TASK BRIEF: Copy each of the entries below faithfully, setting aside any pictures.

## begin

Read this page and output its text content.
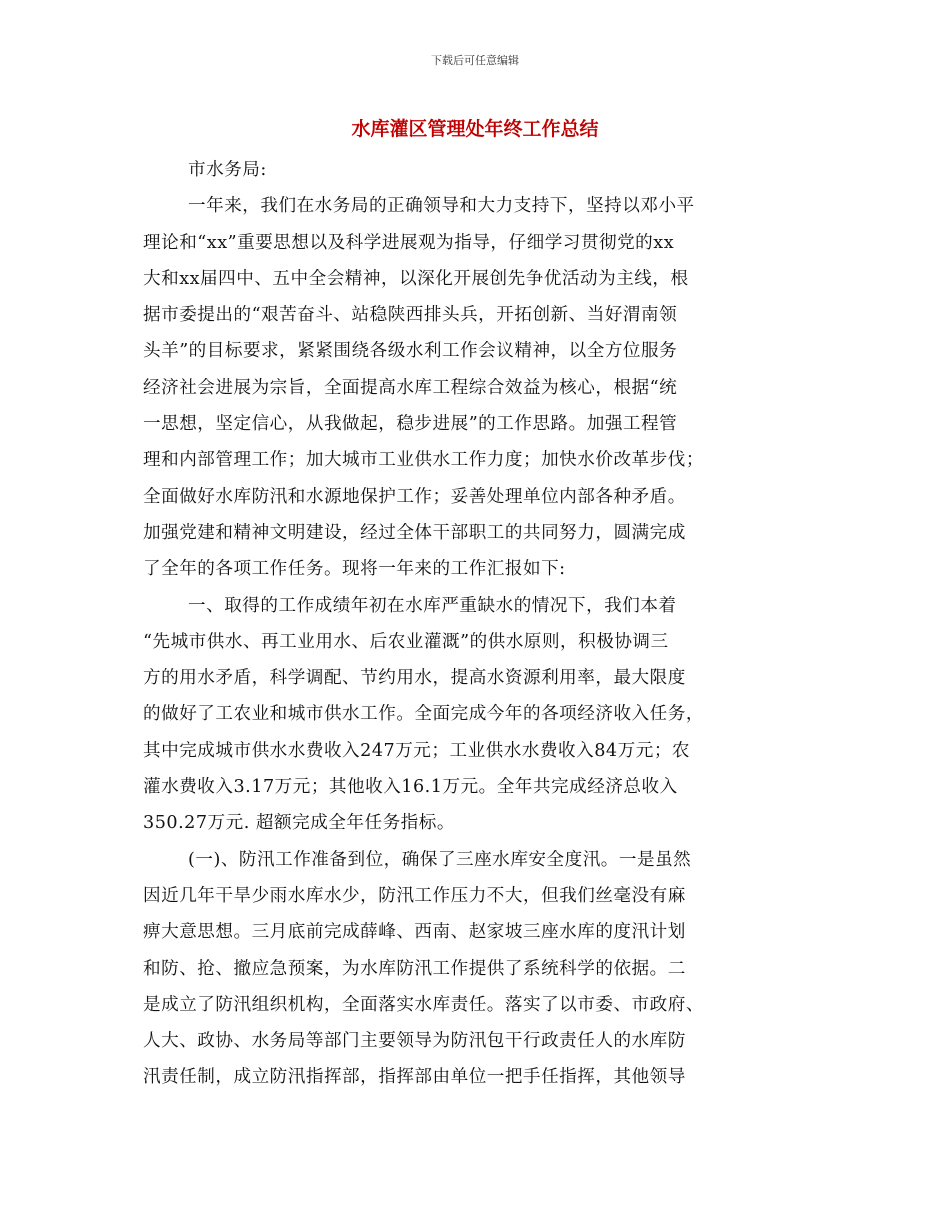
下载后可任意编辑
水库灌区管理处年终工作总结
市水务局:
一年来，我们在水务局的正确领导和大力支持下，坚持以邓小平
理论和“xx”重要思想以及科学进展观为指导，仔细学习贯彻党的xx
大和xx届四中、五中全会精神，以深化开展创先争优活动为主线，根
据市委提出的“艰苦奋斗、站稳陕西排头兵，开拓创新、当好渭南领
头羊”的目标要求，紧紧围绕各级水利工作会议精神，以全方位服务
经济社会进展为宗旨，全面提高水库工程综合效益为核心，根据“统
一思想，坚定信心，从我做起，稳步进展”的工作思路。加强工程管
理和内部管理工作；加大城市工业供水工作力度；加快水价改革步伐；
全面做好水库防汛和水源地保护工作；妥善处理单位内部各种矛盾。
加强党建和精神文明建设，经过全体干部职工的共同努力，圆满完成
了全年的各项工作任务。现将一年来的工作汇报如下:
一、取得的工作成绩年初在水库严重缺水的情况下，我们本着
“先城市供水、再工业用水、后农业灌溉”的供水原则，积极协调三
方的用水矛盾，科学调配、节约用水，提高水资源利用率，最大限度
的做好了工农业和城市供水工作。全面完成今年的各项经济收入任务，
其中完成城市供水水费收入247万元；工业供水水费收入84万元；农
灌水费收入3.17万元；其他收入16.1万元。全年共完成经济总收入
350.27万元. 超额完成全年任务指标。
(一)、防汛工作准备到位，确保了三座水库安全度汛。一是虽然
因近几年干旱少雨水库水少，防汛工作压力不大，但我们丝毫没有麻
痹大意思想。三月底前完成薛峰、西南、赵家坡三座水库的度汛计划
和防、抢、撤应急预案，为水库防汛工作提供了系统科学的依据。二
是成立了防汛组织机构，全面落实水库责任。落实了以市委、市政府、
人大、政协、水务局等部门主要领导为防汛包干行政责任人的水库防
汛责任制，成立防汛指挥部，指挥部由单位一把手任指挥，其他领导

## end

TASK RESPONSE:
Read this page and output its text content.
下载后可任意编辑
水库灌区管理处年终工作总结
市水务局:
一年来，我们在水务局的正确领导和大力支持下，坚持以邓小平
理论和“xx”重要思想以及科学进展观为指导，仔细学习贯彻党的xx
大和xx届四中、五中全会精神，以深化开展创先争优活动为主线，根
据市委提出的“艰苦奋斗、站稳陕西排头兵，开拓创新、当好渭南领
头羊”的目标要求，紧紧围绕各级水利工作会议精神，以全方位服务
经济社会进展为宗旨，全面提高水库工程综合效益为核心，根据“统
一思想，坚定信心，从我做起，稳步进展”的工作思路。加强工程管
理和内部管理工作；加大城市工业供水工作力度；加快水价改革步伐；
全面做好水库防汛和水源地保护工作；妥善处理单位内部各种矛盾。
加强党建和精神文明建设，经过全体干部职工的共同努力，圆满完成
了全年的各项工作任务。现将一年来的工作汇报如下:
一、取得的工作成绩年初在水库严重缺水的情况下，我们本着
“先城市供水、再工业用水、后农业灌溉”的供水原则，积极协调三
方的用水矛盾，科学调配、节约用水，提高水资源利用率，最大限度
的做好了工农业和城市供水工作。全面完成今年的各项经济收入任务，
其中完成城市供水水费收入247万元；工业供水水费收入84万元；农
灌水费收入3.17万元；其他收入16.1万元。全年共完成经济总收入
350.27万元. 超额完成全年任务指标。
(一)、防汛工作准备到位，确保了三座水库安全度汛。一是虽然
因近几年干旱少雨水库水少，防汛工作压力不大，但我们丝毫没有麻
痹大意思想。三月底前完成薛峰、西南、赵家坡三座水库的度汛计划
和防、抢、撤应急预案，为水库防汛工作提供了系统科学的依据。二
是成立了防汛组织机构，全面落实水库责任。落实了以市委、市政府、
人大、政协、水务局等部门主要领导为防汛包干行政责任人的水库防
汛责任制，成立防汛指挥部，指挥部由单位一把手任指挥，其他领导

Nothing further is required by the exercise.